**WRITTEN EXERCISE**
All of the data below must be repeated exactly.

**Records contained in a dataset**
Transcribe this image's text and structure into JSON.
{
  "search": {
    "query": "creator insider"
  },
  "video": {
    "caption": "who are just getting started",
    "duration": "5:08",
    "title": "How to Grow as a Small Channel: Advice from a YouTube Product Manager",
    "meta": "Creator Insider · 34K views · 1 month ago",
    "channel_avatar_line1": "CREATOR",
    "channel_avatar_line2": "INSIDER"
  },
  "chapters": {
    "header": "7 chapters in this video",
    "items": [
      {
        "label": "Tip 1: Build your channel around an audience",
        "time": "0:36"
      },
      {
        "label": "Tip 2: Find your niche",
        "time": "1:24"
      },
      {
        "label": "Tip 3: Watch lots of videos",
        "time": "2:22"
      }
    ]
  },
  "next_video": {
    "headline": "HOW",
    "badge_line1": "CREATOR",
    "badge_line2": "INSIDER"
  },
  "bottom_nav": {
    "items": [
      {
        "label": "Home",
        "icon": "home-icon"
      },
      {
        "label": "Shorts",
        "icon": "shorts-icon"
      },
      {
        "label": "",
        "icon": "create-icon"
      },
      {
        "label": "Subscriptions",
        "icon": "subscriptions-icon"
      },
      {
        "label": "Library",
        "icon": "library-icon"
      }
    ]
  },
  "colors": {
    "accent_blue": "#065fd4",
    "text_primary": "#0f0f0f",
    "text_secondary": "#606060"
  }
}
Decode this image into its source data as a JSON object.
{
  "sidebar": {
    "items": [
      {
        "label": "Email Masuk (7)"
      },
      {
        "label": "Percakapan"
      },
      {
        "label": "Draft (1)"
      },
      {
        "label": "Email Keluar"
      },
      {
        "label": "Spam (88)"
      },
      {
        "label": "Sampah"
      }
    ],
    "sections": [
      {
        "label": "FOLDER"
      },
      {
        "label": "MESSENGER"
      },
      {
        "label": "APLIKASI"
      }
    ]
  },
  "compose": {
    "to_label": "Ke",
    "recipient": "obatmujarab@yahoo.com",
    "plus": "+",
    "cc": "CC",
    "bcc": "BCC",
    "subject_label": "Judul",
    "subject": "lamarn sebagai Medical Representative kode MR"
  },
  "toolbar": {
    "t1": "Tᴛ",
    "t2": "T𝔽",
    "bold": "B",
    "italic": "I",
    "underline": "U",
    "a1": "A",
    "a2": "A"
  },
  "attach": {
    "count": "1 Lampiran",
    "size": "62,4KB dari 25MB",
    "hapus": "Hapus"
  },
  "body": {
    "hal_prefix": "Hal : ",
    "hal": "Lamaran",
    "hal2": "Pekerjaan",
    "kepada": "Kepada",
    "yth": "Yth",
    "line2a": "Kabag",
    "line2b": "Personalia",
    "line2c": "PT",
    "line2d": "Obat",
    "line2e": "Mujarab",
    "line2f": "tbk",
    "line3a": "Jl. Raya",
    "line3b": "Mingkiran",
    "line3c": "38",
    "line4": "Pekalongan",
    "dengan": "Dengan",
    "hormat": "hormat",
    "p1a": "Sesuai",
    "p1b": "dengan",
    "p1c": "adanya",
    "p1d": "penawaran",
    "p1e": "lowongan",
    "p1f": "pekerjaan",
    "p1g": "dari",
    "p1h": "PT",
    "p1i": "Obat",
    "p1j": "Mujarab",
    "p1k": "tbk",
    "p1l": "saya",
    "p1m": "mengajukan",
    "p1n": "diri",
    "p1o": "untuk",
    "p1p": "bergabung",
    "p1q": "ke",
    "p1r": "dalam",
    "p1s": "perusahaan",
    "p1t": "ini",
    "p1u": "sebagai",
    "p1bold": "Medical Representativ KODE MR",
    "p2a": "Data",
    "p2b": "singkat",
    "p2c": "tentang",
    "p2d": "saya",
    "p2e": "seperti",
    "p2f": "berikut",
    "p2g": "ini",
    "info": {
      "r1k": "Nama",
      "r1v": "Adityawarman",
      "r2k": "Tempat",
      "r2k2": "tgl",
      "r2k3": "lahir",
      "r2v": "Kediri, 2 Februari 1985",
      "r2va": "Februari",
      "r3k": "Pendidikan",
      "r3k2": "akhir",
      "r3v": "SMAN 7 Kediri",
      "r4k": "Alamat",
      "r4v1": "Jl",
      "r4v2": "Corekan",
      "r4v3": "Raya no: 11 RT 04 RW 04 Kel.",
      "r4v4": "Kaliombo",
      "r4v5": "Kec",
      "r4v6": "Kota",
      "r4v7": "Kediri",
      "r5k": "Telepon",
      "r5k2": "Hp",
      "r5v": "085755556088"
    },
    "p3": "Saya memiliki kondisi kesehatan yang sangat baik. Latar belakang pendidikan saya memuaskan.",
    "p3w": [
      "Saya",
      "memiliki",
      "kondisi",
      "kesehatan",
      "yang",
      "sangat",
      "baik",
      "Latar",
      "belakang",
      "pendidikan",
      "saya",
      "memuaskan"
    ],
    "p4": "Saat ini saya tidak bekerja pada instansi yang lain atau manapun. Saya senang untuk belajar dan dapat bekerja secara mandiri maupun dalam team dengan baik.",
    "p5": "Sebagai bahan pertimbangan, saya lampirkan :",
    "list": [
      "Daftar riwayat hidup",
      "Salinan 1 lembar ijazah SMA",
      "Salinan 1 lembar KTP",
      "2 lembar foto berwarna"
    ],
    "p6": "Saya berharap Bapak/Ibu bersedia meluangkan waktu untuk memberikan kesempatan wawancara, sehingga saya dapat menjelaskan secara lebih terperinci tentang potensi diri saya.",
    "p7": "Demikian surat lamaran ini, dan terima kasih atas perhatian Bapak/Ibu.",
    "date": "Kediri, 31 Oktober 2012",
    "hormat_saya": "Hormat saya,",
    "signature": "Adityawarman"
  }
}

**OUTPUT FOR THIS EXERCISE**
Transcribe this image's text and structure into JSON.
{
  "search": {
    "query": "creator insider"
  },
  "video": {
    "caption": "who are just getting started",
    "duration": "5:08",
    "title": "How to Grow as a Small Channel: Advice from a YouTube Product Manager",
    "meta": "Creator Insider · 34K views · 1 month ago",
    "channel_avatar_line1": "CREATOR",
    "channel_avatar_line2": "INSIDER"
  },
  "chapters": {
    "header": "7 chapters in this video",
    "items": [
      {
        "label": "Tip 1: Build your channel around an audience",
        "time": "0:36"
      },
      {
        "label": "Tip 2: Find your niche",
        "time": "1:24"
      },
      {
        "label": "Tip 3: Watch lots of videos",
        "time": "2:22"
      }
    ]
  },
  "next_video": {
    "headline": "HOW",
    "badge_line1": "CREATOR",
    "badge_line2": "INSIDER"
  },
  "bottom_nav": {
    "items": [
      {
        "label": "Home",
        "icon": "home-icon"
      },
      {
        "label": "Shorts",
        "icon": "shorts-icon"
      },
      {
        "label": "",
        "icon": "create-icon"
      },
      {
        "label": "Subscriptions",
        "icon": "subscriptions-icon"
      },
      {
        "label": "Library",
        "icon": "library-icon"
      }
    ]
  },
  "colors": {
    "accent_blue": "#065fd4",
    "text_primary": "#0f0f0f",
    "text_secondary": "#606060"
  }
}
Decode this image into its source data as a JSON object.
{
  "sidebar": {
    "items": [
      {
        "label": "Email Masuk (7)"
      },
      {
        "label": "Percakapan"
      },
      {
        "label": "Draft (1)"
      },
      {
        "label": "Email Keluar"
      },
      {
        "label": "Spam (88)"
      },
      {
        "label": "Sampah"
      }
    ],
    "sections": [
      {
        "label": "FOLDER"
      },
      {
        "label": "MESSENGER"
      },
      {
        "label": "APLIKASI"
      }
    ]
  },
  "compose": {
    "to_label": "Ke",
    "recipient": "obatmujarab@yahoo.com",
    "plus": "+",
    "cc": "CC",
    "bcc": "BCC",
    "subject_label": "Judul",
    "subject": "lamarn sebagai Medical Representative kode MR"
  },
  "toolbar": {
    "t1": "Tᴛ",
    "t2": "T𝔽",
    "bold": "B",
    "italic": "I",
    "underline": "U",
    "a1": "A",
    "a2": "A"
  },
  "attach": {
    "count": "1 Lampiran",
    "size": "62,4KB dari 25MB",
    "hapus": "Hapus"
  },
  "body": {
    "hal_prefix": "Hal : ",
    "hal": "Lamaran",
    "hal2": "Pekerjaan",
    "kepada": "Kepada",
    "yth": "Yth",
    "line2a": "Kabag",
    "line2b": "Personalia",
    "line2c": "PT",
    "line2d": "Obat",
    "line2e": "Mujarab",
    "line2f": "tbk",
    "line3a": "Jl. Raya",
    "line3b": "Mingkiran",
    "line3c": "38",
    "line4": "Pekalongan",
    "dengan": "Dengan",
    "hormat": "hormat",
    "p1a": "Sesuai",
    "p1b": "dengan",
    "p1c": "adanya",
    "p1d": "penawaran",
    "p1e": "lowongan",
    "p1f": "pekerjaan",
    "p1g": "dari",
    "p1h": "PT",
    "p1i": "Obat",
    "p1j": "Mujarab",
    "p1k": "tbk",
    "p1l": "saya",
    "p1m": "mengajukan",
    "p1n": "diri",
    "p1o": "untuk",
    "p1p": "bergabung",
    "p1q": "ke",
    "p1r": "dalam",
    "p1s": "perusahaan",
    "p1t": "ini",
    "p1u": "sebagai",
    "p1bold": "Medical Representativ KODE MR",
    "p2a": "Data",
    "p2b": "singkat",
    "p2c": "tentang",
    "p2d": "saya",
    "p2e": "seperti",
    "p2f": "berikut",
    "p2g": "ini",
    "info": {
      "r1k": "Nama",
      "r1v": "Adityawarman",
      "r2k": "Tempat",
      "r2k2": "tgl",
      "r2k3": "lahir",
      "r2v": "Kediri, 2 Februari 1985",
      "r2va": "Februari",
      "r3k": "Pendidikan",
      "r3k2": "akhir",
      "r3v": "SMAN 7 Kediri",
      "r4k": "Alamat",
      "r4v1": "Jl",
      "r4v2": "Corekan",
      "r4v3": "Raya no: 11 RT 04 RW 04 Kel.",
      "r4v4": "Kaliombo",
      "r4v5": "Kec",
      "r4v6": "Kota",
      "r4v7": "Kediri",
      "r5k": "Telepon",
      "r5k2": "Hp",
      "r5v": "085755556088"
    },
    "p3": "Saya memiliki kondisi kesehatan yang sangat baik. Latar belakang pendidikan saya memuaskan.",
    "p3w": [
      "Saya",
      "memiliki",
      "kondisi",
      "kesehatan",
      "yang",
      "sangat",
      "baik",
      "Latar",
      "belakang",
      "pendidikan",
      "saya",
      "memuaskan"
    ],
    "p4": "Saat ini saya tidak bekerja pada instansi yang lain atau manapun. Saya senang untuk belajar dan dapat bekerja secara mandiri maupun dalam team dengan baik.",
    "p5": "Sebagai bahan pertimbangan, saya lampirkan :",
    "list": [
      "Daftar riwayat hidup",
      "Salinan 1 lembar ijazah SMA",
      "Salinan 1 lembar KTP",
      "2 lembar foto berwarna"
    ],
    "p6": "Saya berharap Bapak/Ibu bersedia meluangkan waktu untuk memberikan kesempatan wawancara, sehingga saya dapat menjelaskan secara lebih terperinci tentang potensi diri saya.",
    "p7": "Demikian surat lamaran ini, dan terima kasih atas perhatian Bapak/Ibu.",
    "date": "Kediri, 31 Oktober 2012",
    "hormat_saya": "Hormat saya,",
    "signature": "Adityawarman"
  }
}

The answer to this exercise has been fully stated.